> _Page excerpt_
------------------------------------------------------------
Replacing elBulli the restaurant in 2014 will be elBulliFoundation, a gastronomic think tank and research facility adjoining the current restaurant. Adria plans to bring in a small corps of chefs, then set them loose to experiment. The results will be posted online daily.

"The world of cuisine has no reason to be in mourning. It should be happy that the spirit of elBulli, that of sharing, of risk-taking, of creating, is going to continue, and for that matter is going to share even more by way of a foundation," said Adria.

He spoke in a sunny courtyard where violet wisteria in full fragrant bloom drew huge black bees gorging themselves on nectar from flowers that resemble bunches of grapes. Below, the sea lapped gently at the shore. The setting could not be prettier, nor Adria prouder of it and his restaurant.

The chef is a shortish, friendly man of 48 with a broad chest and trim graying hair, and he speaks in stream of consciousness — bursts of discourse that splinter into tangents, much of it about his love of creativity.

Adria is a legend in the restaurant world, though most of humanity will never see, never mind taste, his food. Fewer than 1 percent of the reservation requests received can be accommodated.

Yet the man's talent, ideas and techniques nevertheless have rippled through the restaurant world, due in large part to the hundreds of young chefs who have worked at elBulli as interns, then moved on to emulate, for better or worse, what they learned.

"When they leave, they take a little piece of Ferran with them. So there are little pieces of elBulli that are all around the world," said Dana Cowin, editor-in-chief of Food and Wine magazine.

Cowin said that when Adria announced in 2010 that elBulli was closing for two years, the reaction in the world of fine dining was less gloom than a rush to get a reservation while it was still a possibility, even if just a slim one.

There also is admiration for Adria for bowing out as a day-to-day chef while at the zenith of his creative game.

"It is like the greatest athlete saying 'I am not going to pitch the World Series next year even though I won the last three,'" Cowin said. "He is really stepping off a particular stage at the top."

Dinner at elBulli is a dazzling blend of cuisine, art and science, an event in and of itself. Few of the dishes are readily identifiable. Some require instructions on how to eat them, sometimes with your bare hands.

A match stick with a gold tip is actually freeze-dried soy that dissolves in your mouth. Crispy, curly strips that look like pork rinds are made from cod.

"For me, elBulli is theater. You arrive at eight, the curtain goes up and the show starts. And you are part of the show," said Spaniard Maria Calabuig, 39, a former chef who has eaten there six times and knows Adria well.

Adria compares dinner at elBulli to music. Albeit music so complex, orchestrating it requires that kitchen and wait staff outnumber diners roughly 2-to-1.

"Now we do about 140 concerts a year. It is intense. I know there are jobs which are harder, but this one is hard," Adria said. "Starting in 2014, we will do 25 to 30."

An estimated 20,000 people a year will be able to tour the foundation. And who will be lucky enough to eat what the foundation creates?

Adria foresees possibilities like fundraising meals, or even bringing school children in to eat, or having people start their meals with an aperitif on the pebbly beach, then moving up to the courtyard for another course, then sitting down formally for the rest of the meal. Or even assigning a team to come up with a topflight breakfast, what he called "the breakfast of your dreams."

Adria admits this kind of haute cuisine is not for the average kitchen, nor is its purpose to educate.

But he does argue that avant garde cooking such as his and that of similar chefs fuel the popularity of cooking programs on TV these days. "They exist because there is a vanguard that is the driving force," Adria said.

The new foundation, he said, "will give us the opportunity to explore worlds that we do not now touch, and force us to be agile and point our neurons at things we do not dominate," Adria said.

He added: "In the end, with creativity, what you have to do is stop and pay attention to things you do not understand. When you dominate everything, things become predictable."
------------------------------------------------------------
> _What you are asked to do_
Reproduce the elBulli article from "Replacing elBulli the" to "posted online daily.".

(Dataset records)
------------------------------------------------------------
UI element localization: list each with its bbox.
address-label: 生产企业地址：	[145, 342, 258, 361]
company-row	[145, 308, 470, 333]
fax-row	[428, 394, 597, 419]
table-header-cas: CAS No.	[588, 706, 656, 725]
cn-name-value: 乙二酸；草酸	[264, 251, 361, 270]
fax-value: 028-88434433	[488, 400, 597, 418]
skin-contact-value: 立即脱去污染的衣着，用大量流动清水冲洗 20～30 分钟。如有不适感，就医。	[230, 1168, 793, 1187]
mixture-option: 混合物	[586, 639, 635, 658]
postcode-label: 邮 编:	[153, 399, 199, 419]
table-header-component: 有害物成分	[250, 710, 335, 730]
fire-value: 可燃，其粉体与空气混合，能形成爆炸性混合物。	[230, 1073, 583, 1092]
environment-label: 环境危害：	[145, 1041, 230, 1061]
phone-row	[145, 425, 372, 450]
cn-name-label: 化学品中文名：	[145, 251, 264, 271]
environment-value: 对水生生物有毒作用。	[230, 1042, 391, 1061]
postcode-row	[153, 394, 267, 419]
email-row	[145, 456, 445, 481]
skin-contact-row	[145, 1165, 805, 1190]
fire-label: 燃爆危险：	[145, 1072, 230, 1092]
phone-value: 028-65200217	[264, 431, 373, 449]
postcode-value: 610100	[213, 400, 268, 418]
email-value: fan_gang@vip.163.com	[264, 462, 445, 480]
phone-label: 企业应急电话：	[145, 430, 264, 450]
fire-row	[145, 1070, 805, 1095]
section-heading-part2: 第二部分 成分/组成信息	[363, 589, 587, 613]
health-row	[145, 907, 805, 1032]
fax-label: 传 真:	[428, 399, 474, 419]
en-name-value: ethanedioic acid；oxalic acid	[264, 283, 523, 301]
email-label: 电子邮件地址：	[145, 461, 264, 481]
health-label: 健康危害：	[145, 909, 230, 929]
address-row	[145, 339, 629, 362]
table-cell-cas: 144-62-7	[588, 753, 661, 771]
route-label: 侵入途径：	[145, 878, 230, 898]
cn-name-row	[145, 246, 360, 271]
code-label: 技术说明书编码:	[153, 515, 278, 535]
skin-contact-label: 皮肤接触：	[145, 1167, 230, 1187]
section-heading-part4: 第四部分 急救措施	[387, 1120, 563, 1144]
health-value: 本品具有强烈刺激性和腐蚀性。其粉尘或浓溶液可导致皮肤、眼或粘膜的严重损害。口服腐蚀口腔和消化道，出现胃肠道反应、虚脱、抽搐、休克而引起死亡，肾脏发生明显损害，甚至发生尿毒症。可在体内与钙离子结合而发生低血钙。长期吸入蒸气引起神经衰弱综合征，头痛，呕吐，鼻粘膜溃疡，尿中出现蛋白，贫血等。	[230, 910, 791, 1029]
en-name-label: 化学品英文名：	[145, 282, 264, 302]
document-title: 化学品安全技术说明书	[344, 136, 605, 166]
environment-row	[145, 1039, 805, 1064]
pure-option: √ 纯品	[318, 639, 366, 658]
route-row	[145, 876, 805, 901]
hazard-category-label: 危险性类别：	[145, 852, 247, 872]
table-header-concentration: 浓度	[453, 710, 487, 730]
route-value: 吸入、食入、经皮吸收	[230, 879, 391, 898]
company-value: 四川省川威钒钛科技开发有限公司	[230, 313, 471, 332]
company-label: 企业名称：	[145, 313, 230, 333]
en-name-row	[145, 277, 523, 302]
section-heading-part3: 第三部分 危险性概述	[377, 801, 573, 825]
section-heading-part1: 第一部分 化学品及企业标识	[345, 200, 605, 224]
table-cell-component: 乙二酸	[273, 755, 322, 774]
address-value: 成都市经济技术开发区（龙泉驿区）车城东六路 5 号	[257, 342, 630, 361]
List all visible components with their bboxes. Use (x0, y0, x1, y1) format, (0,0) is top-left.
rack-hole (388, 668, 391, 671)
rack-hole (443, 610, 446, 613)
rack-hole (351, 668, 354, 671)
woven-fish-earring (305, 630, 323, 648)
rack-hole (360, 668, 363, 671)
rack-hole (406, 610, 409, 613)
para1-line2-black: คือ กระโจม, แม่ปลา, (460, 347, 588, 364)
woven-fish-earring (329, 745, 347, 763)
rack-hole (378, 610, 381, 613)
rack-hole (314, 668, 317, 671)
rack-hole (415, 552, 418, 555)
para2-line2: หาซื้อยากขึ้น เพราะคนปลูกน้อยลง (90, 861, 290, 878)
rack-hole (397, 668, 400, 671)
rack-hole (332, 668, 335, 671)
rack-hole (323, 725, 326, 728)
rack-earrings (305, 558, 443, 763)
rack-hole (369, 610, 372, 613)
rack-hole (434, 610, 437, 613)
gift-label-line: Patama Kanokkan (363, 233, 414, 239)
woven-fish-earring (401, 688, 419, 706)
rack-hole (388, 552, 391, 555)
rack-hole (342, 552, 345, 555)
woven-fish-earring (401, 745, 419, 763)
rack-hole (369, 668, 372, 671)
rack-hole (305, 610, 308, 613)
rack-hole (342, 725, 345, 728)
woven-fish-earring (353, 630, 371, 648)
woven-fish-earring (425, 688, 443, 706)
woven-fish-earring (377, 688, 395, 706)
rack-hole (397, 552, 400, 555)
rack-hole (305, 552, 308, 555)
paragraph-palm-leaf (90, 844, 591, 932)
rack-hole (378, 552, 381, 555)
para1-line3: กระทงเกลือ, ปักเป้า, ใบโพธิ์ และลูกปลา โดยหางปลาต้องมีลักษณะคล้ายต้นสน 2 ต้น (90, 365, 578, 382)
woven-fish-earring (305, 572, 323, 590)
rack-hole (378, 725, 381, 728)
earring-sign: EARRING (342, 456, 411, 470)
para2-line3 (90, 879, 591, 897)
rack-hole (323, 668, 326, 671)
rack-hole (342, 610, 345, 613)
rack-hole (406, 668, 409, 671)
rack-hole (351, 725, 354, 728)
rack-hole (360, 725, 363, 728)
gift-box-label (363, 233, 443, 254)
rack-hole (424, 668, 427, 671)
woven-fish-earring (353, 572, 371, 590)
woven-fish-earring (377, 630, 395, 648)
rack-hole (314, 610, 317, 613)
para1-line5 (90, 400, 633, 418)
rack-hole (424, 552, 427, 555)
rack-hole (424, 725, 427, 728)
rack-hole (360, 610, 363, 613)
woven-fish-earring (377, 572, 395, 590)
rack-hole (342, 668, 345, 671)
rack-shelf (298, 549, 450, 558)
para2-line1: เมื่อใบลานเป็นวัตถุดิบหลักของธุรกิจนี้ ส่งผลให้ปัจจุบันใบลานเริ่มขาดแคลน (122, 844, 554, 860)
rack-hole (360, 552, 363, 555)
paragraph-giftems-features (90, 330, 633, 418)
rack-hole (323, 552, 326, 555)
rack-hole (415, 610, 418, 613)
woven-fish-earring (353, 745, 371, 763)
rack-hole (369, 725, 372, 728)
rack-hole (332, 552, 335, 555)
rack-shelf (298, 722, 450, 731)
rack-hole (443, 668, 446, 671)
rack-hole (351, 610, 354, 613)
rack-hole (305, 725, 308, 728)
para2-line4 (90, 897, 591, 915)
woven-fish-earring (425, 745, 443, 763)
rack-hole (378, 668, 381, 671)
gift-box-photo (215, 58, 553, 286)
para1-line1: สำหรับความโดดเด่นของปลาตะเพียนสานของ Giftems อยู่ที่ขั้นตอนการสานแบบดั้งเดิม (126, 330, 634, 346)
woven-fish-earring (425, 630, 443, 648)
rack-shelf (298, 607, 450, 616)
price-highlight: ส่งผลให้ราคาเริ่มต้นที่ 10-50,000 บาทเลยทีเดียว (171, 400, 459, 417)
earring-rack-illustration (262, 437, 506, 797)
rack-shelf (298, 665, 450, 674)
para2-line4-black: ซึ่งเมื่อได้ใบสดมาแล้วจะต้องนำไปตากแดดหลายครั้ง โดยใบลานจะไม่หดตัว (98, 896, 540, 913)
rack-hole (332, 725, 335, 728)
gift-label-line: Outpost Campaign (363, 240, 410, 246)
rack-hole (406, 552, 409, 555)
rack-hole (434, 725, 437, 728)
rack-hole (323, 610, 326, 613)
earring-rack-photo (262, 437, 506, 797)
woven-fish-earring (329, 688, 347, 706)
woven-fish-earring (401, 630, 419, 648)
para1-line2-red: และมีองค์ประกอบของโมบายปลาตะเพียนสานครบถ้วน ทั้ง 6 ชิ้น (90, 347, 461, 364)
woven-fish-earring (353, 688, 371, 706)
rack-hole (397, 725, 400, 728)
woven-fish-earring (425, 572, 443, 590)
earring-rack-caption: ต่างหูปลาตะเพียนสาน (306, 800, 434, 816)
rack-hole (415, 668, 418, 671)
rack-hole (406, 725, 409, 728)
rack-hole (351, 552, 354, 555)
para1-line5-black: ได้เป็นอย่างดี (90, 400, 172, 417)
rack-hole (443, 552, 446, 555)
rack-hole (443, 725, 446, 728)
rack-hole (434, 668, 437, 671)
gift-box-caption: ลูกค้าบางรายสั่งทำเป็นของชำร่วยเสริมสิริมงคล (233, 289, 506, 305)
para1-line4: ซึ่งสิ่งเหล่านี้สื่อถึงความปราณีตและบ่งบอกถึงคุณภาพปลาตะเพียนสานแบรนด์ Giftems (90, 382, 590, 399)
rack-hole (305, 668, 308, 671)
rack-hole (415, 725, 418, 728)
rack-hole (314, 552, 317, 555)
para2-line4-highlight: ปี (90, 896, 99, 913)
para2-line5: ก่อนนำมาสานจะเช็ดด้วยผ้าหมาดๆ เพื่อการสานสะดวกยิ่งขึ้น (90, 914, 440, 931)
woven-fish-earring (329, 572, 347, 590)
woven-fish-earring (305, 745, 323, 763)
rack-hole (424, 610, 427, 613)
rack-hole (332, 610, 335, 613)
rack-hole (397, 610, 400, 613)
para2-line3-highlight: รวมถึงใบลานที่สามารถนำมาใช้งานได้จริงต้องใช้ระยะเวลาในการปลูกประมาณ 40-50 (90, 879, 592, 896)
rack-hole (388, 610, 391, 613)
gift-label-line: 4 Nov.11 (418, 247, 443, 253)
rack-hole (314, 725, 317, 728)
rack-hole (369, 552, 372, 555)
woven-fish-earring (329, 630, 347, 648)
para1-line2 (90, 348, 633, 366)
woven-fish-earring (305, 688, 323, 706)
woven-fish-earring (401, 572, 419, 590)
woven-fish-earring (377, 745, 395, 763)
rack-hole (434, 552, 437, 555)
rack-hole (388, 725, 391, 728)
------------------------------------------------------------
> _Result of this exercise_
Replacing elBulli the restaurant in 2014 will be elBulliFoundation, a gastronomic think tank and research facility adjoining the current restaurant. Adria plans to bring in a small corps of chefs, then set them loose to experiment. The results will be posted online daily.